## Aim
All the data must come back unchanged, except that pictures are left out.

━━━━━━

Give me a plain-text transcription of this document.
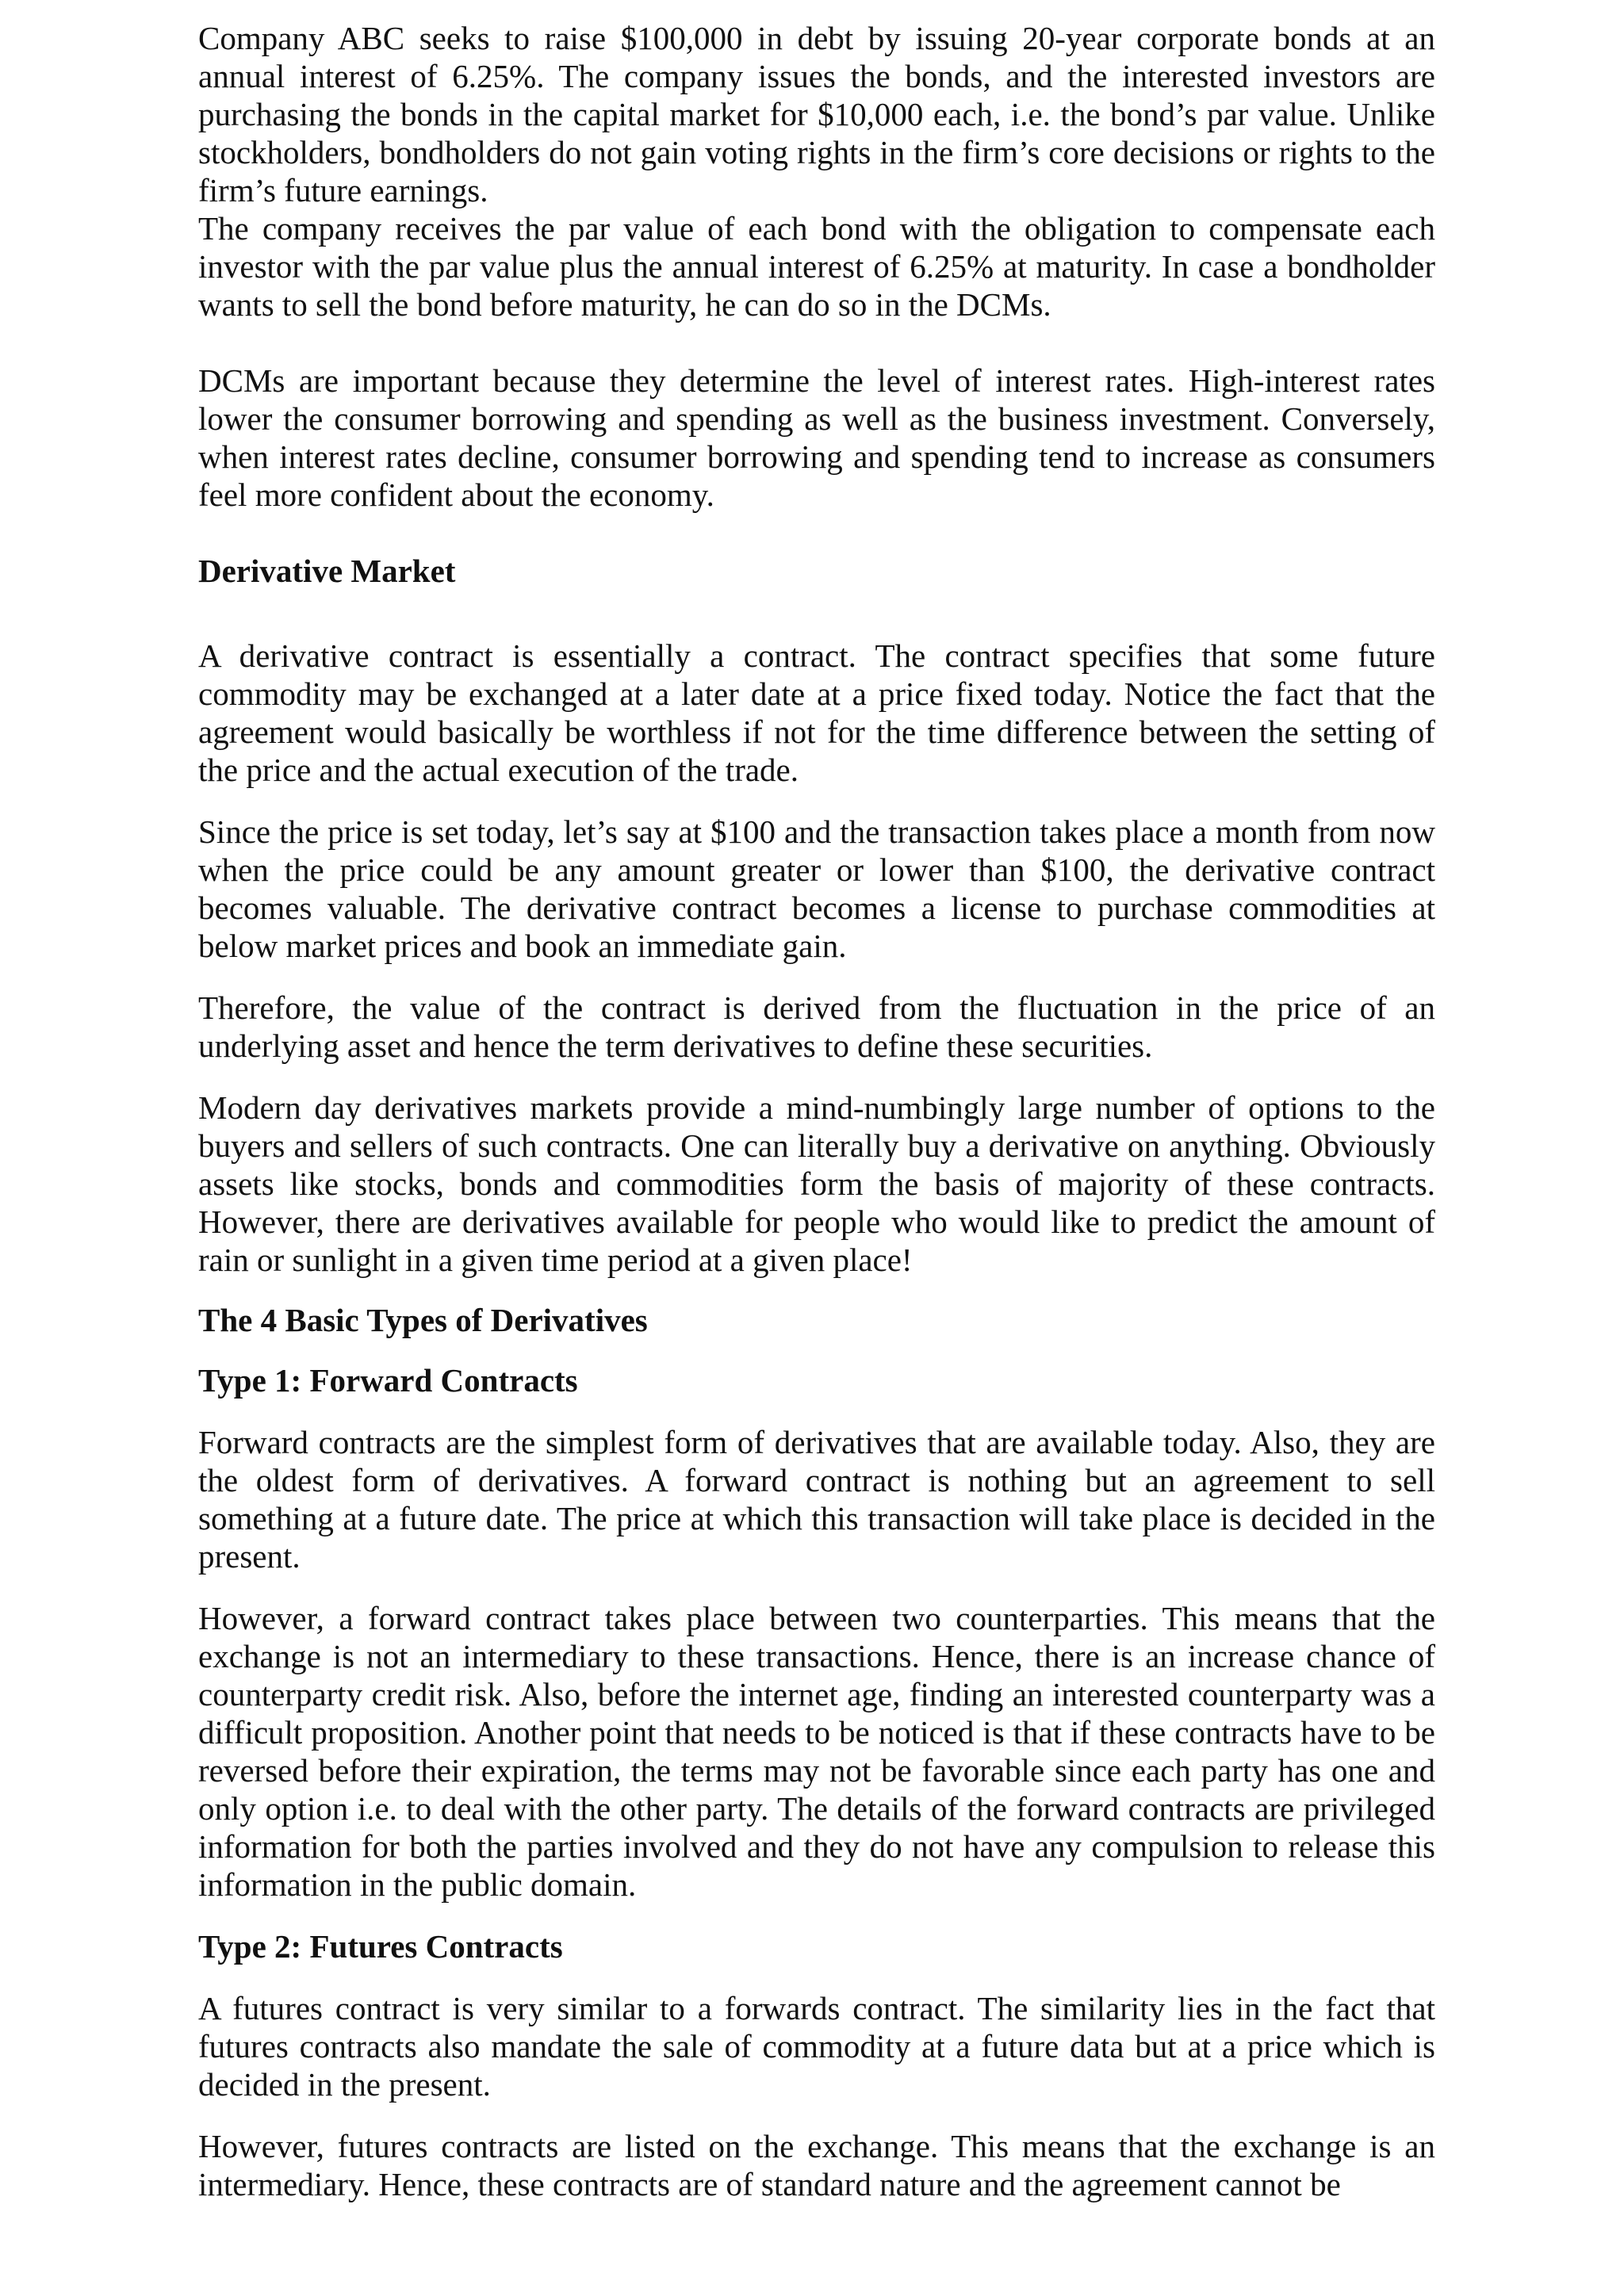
Company ABC seeks to raise $100,000 in debt by issuing 20-year corporate bonds at an annual interest of 6.25%. The company issues the bonds, and the interested investors are purchasing the bonds in the capital market for $10,000 each, i.e. the bond’s par value. Unlike stockholders, bondholders do not gain voting rights in the firm’s core decisions or rights to the firm’s future earnings.

The company receives the par value of each bond with the obligation to compensate each investor with the par value plus the annual interest of 6.25% at maturity. In case a bondholder wants to sell the bond before maturity, he can do so in the DCMs.

DCMs are important because they determine the level of interest rates. High-interest rates lower the consumer borrowing and spending as well as the business investment. Conversely, when interest rates decline, consumer borrowing and spending tend to increase as consumers feel more confident about the economy.

Derivative Market

A derivative contract is essentially a contract. The contract specifies that some future commodity may be exchanged at a later date at a price fixed today. Notice the fact that the agreement would basically be worthless if not for the time difference between the setting of the price and the actual execution of the trade.

Since the price is set today, let’s say at $100 and the transaction takes place a month from now when the price could be any amount greater or lower than $100, the derivative contract becomes valuable. The derivative contract becomes a license to purchase commodities at below market prices and book an immediate gain.

Therefore, the value of the contract is derived from the fluctuation in the price of an underlying asset and hence the term derivatives to define these securities.

Modern day derivatives markets provide a mind-numbingly large number of options to the buyers and sellers of such contracts. One can literally buy a derivative on anything. Obviously assets like stocks, bonds and commodities form the basis of majority of these contracts. However, there are derivatives available for people who would like to predict the amount of rain or sunlight in a given time period at a given place!

The 4 Basic Types of Derivatives
Type 1: Forward Contracts

Forward contracts are the simplest form of derivatives that are available today. Also, they are the oldest form of derivatives. A forward contract is nothing but an agreement to sell something at a future date. The price at which this transaction will take place is decided in the present.

However, a forward contract takes place between two counterparties. This means that the exchange is not an intermediary to these transactions. Hence, there is an increase chance of counterparty credit risk. Also, before the internet age, finding an interested counterparty was a difficult proposition. Another point that needs to be noticed is that if these contracts have to be reversed before their expiration, the terms may not be favorable since each party has one and only option i.e. to deal with the other party. The details of the forward contracts are privileged information for both the parties involved and they do not have any compulsion to release this information in the public domain.

Type 2: Futures Contracts

A futures contract is very similar to a forwards contract. The similarity lies in the fact that futures contracts also mandate the sale of commodity at a future data but at a price which is decided in the present.

However, futures contracts are listed on the exchange. This means that the exchange is an intermediary. Hence, these contracts are of standard nature and the agreement cannot be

━━━━━━

## Response
Give me a plain-text transcription of this document.
Company ABC seeks to raise $100,000 in debt by issuing 20-year corporate bonds at an annual interest of 6.25%. The company issues the bonds, and the interested investors are purchasing the bonds in the capital market for $10,000 each, i.e. the bond’s par value. Unlike stockholders, bondholders do not gain voting rights in the firm’s core decisions or rights to the firm’s future earnings.

The company receives the par value of each bond with the obligation to compensate each investor with the par value plus the annual interest of 6.25% at maturity. In case a bondholder wants to sell the bond before maturity, he can do so in the DCMs.

DCMs are important because they determine the level of interest rates. High-interest rates lower the consumer borrowing and spending as well as the business investment. Conversely, when interest rates decline, consumer borrowing and spending tend to increase as consumers feel more confident about the economy.

Derivative Market

A derivative contract is essentially a contract. The contract specifies that some future commodity may be exchanged at a later date at a price fixed today. Notice the fact that the agreement would basically be worthless if not for the time difference between the setting of the price and the actual execution of the trade.

Since the price is set today, let’s say at $100 and the transaction takes place a month from now when the price could be any amount greater or lower than $100, the derivative contract becomes valuable. The derivative contract becomes a license to purchase commodities at below market prices and book an immediate gain.

Therefore, the value of the contract is derived from the fluctuation in the price of an underlying asset and hence the term derivatives to define these securities.

Modern day derivatives markets provide a mind-numbingly large number of options to the buyers and sellers of such contracts. One can literally buy a derivative on anything. Obviously assets like stocks, bonds and commodities form the basis of majority of these contracts. However, there are derivatives available for people who would like to predict the amount of rain or sunlight in a given time period at a given place!

The 4 Basic Types of Derivatives
Type 1: Forward Contracts

Forward contracts are the simplest form of derivatives that are available today. Also, they are the oldest form of derivatives. A forward contract is nothing but an agreement to sell something at a future date. The price at which this transaction will take place is decided in the present.

However, a forward contract takes place between two counterparties. This means that the exchange is not an intermediary to these transactions. Hence, there is an increase chance of counterparty credit risk. Also, before the internet age, finding an interested counterparty was a difficult proposition. Another point that needs to be noticed is that if these contracts have to be reversed before their expiration, the terms may not be favorable since each party has one and only option i.e. to deal with the other party. The details of the forward contracts are privileged information for both the parties involved and they do not have any compulsion to release this information in the public domain.

Type 2: Futures Contracts

A futures contract is very similar to a forwards contract. The similarity lies in the fact that futures contracts also mandate the sale of commodity at a future data but at a price which is decided in the present.

However, futures contracts are listed on the exchange. This means that the exchange is an intermediary. Hence, these contracts are of standard nature and the agreement cannot be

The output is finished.